Entries with figure data:
%%
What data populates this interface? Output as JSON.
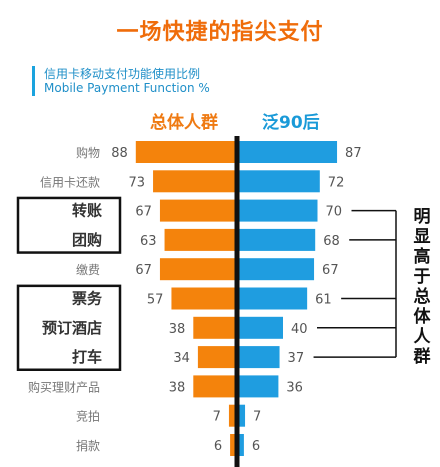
{
  "title": "一场快捷的指尖支付",
  "subtitle_cn": "信用卡移动支付功能使用比例",
  "subtitle_en": "Mobile Payment Function %",
  "side_note": "明显高于总体人群",
  "chart_data": {
    "type": "bar",
    "orientation": "horizontal-diverging",
    "categories": [
      "购物",
      "信用卡还款",
      "转账",
      "团购",
      "缴费",
      "票务",
      "预订酒店",
      "打车",
      "购买理财产品",
      "竞拍",
      "捐款"
    ],
    "series": [
      {
        "name": "总体人群",
        "color": "#f4830c",
        "values": [
          88,
          73,
          67,
          63,
          67,
          57,
          38,
          34,
          38,
          7,
          6
        ]
      },
      {
        "name": "泛90后",
        "color": "#1f9de0",
        "values": [
          87,
          72,
          70,
          68,
          67,
          61,
          40,
          37,
          36,
          7,
          6
        ]
      }
    ],
    "highlighted_categories": [
      "转账",
      "团购",
      "票务",
      "预订酒店",
      "打车"
    ],
    "xlim": [
      0,
      100
    ]
  }
}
%%
Problem to work on: Output each line exactly; omit every picture.

Written solution:
What data populates this interface? Output as JSON.
{
  "title": "一场快捷的指尖支付",
  "subtitle_cn": "信用卡移动支付功能使用比例",
  "subtitle_en": "Mobile Payment Function %",
  "side_note": "明显高于总体人群",
  "chart_data": {
    "type": "bar",
    "orientation": "horizontal-diverging",
    "categories": [
      "购物",
      "信用卡还款",
      "转账",
      "团购",
      "缴费",
      "票务",
      "预订酒店",
      "打车",
      "购买理财产品",
      "竞拍",
      "捐款"
    ],
    "series": [
      {
        "name": "总体人群",
        "color": "#f4830c",
        "values": [
          88,
          73,
          67,
          63,
          67,
          57,
          38,
          34,
          38,
          7,
          6
        ]
      },
      {
        "name": "泛90后",
        "color": "#1f9de0",
        "values": [
          87,
          72,
          70,
          68,
          67,
          61,
          40,
          37,
          36,
          7,
          6
        ]
      }
    ],
    "highlighted_categories": [
      "转账",
      "团购",
      "票务",
      "预订酒店",
      "打车"
    ],
    "xlim": [
      0,
      100
    ]
  }
}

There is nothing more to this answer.